What you should do
Skip the images and return the records below exactly.

* begin Provided records *

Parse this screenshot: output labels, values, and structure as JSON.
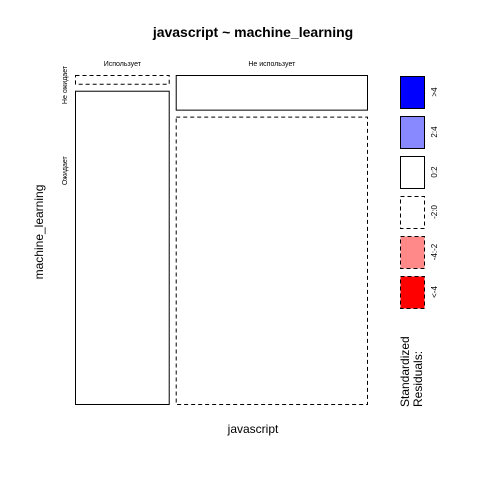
{
  "chart_data": {
    "type": "mosaic",
    "title": "javascript ~ machine_learning",
    "xlabel": "javascript",
    "ylabel": "machine_learning",
    "x_levels": [
      "Использует",
      "Не использует"
    ],
    "y_levels": [
      "Не ожидает",
      "Ожидает"
    ],
    "column_shares": [
      0.33,
      0.67
    ],
    "cells": [
      {
        "x": "Использует",
        "y": "Не ожидает",
        "share": 0.03,
        "residual_class": "<-4,-2 .. 0>",
        "fill": "#ffffff",
        "line": "dashed"
      },
      {
        "x": "Использует",
        "y": "Ожидает",
        "share": 0.97,
        "fill": "#ffffff",
        "line": "solid"
      },
      {
        "x": "Не использует",
        "y": "Не ожидает",
        "share": 0.11,
        "fill": "#ffffff",
        "line": "solid"
      },
      {
        "x": "Не использует",
        "y": "Ожидает",
        "share": 0.89,
        "fill": "#ffffff",
        "line": "dashed"
      }
    ],
    "legend": {
      "title_lines": [
        "Standardized",
        "Residuals:"
      ],
      "entries": [
        {
          "label": ">4",
          "fill": "#0000ff",
          "line": "solid"
        },
        {
          "label": "2:4",
          "fill": "#8888ff",
          "line": "solid"
        },
        {
          "label": "0:2",
          "fill": "#ffffff",
          "line": "solid"
        },
        {
          "label": "-2:0",
          "fill": "#ffffff",
          "line": "dashed"
        },
        {
          "label": "-4:-2",
          "fill": "#ff8888",
          "line": "dashed"
        },
        {
          "label": "<-4",
          "fill": "#ff0000",
          "line": "dashed"
        }
      ],
      "placement": "right"
    }
  }
}
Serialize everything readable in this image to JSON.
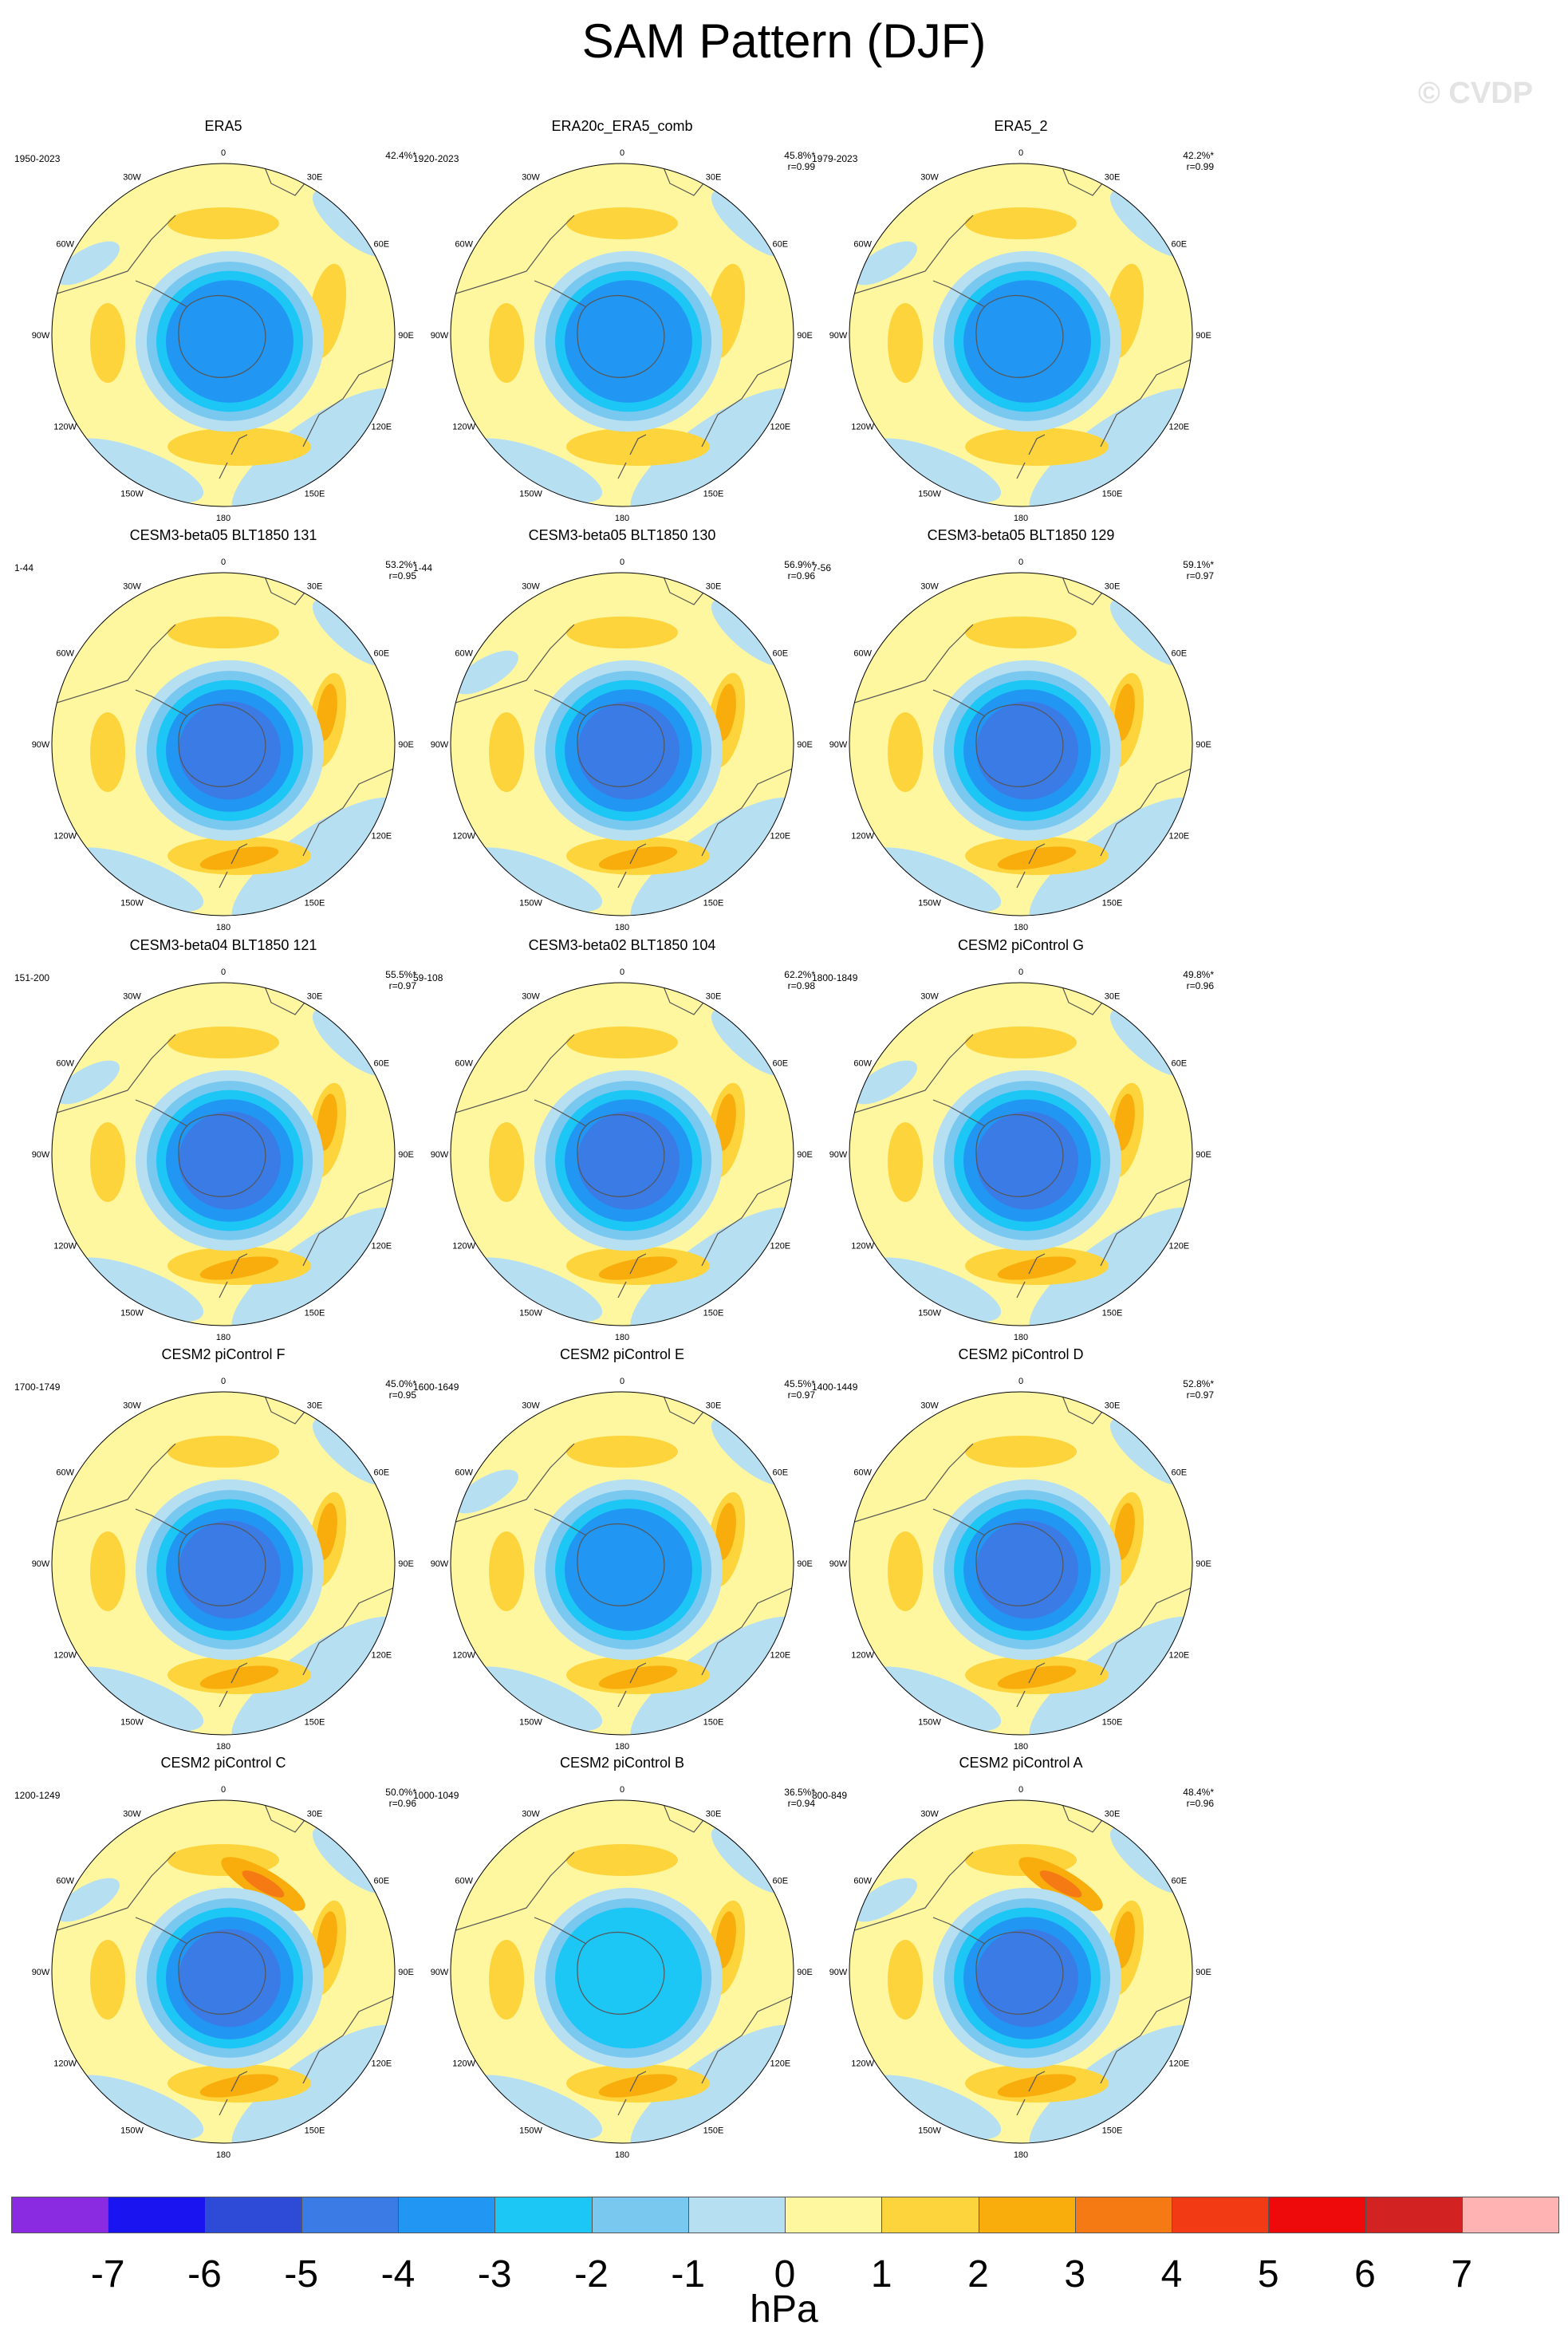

* end Provided records *

Problem solution
Parse this screenshot: output labels, values, and structure as JSON.
{
  "chart_data": {
    "type": "mosaic",
    "title": "javascript ~ machine_learning",
    "xlabel": "javascript",
    "ylabel": "machine_learning",
    "x_levels": [
      "Использует",
      "Не использует"
    ],
    "y_levels": [
      "Не ожидает",
      "Ожидает"
    ],
    "column_shares": [
      0.33,
      0.67
    ],
    "cells": [
      {
        "x": "Использует",
        "y": "Не ожидает",
        "share": 0.03,
        "residual_class": "<-4,-2 .. 0>",
        "fill": "#ffffff",
        "line": "dashed"
      },
      {
        "x": "Использует",
        "y": "Ожидает",
        "share": 0.97,
        "fill": "#ffffff",
        "line": "solid"
      },
      {
        "x": "Не использует",
        "y": "Не ожидает",
        "share": 0.11,
        "fill": "#ffffff",
        "line": "solid"
      },
      {
        "x": "Не использует",
        "y": "Ожидает",
        "share": 0.89,
        "fill": "#ffffff",
        "line": "dashed"
      }
    ],
    "legend": {
      "title_lines": [
        "Standardized",
        "Residuals:"
      ],
      "entries": [
        {
          "label": ">4",
          "fill": "#0000ff",
          "line": "solid"
        },
        {
          "label": "2:4",
          "fill": "#8888ff",
          "line": "solid"
        },
        {
          "label": "0:2",
          "fill": "#ffffff",
          "line": "solid"
        },
        {
          "label": "-2:0",
          "fill": "#ffffff",
          "line": "dashed"
        },
        {
          "label": "-4:-2",
          "fill": "#ff8888",
          "line": "dashed"
        },
        {
          "label": "<-4",
          "fill": "#ff0000",
          "line": "dashed"
        }
      ],
      "placement": "right"
    }
  }
}
Serialize everything readable in this image to JSON.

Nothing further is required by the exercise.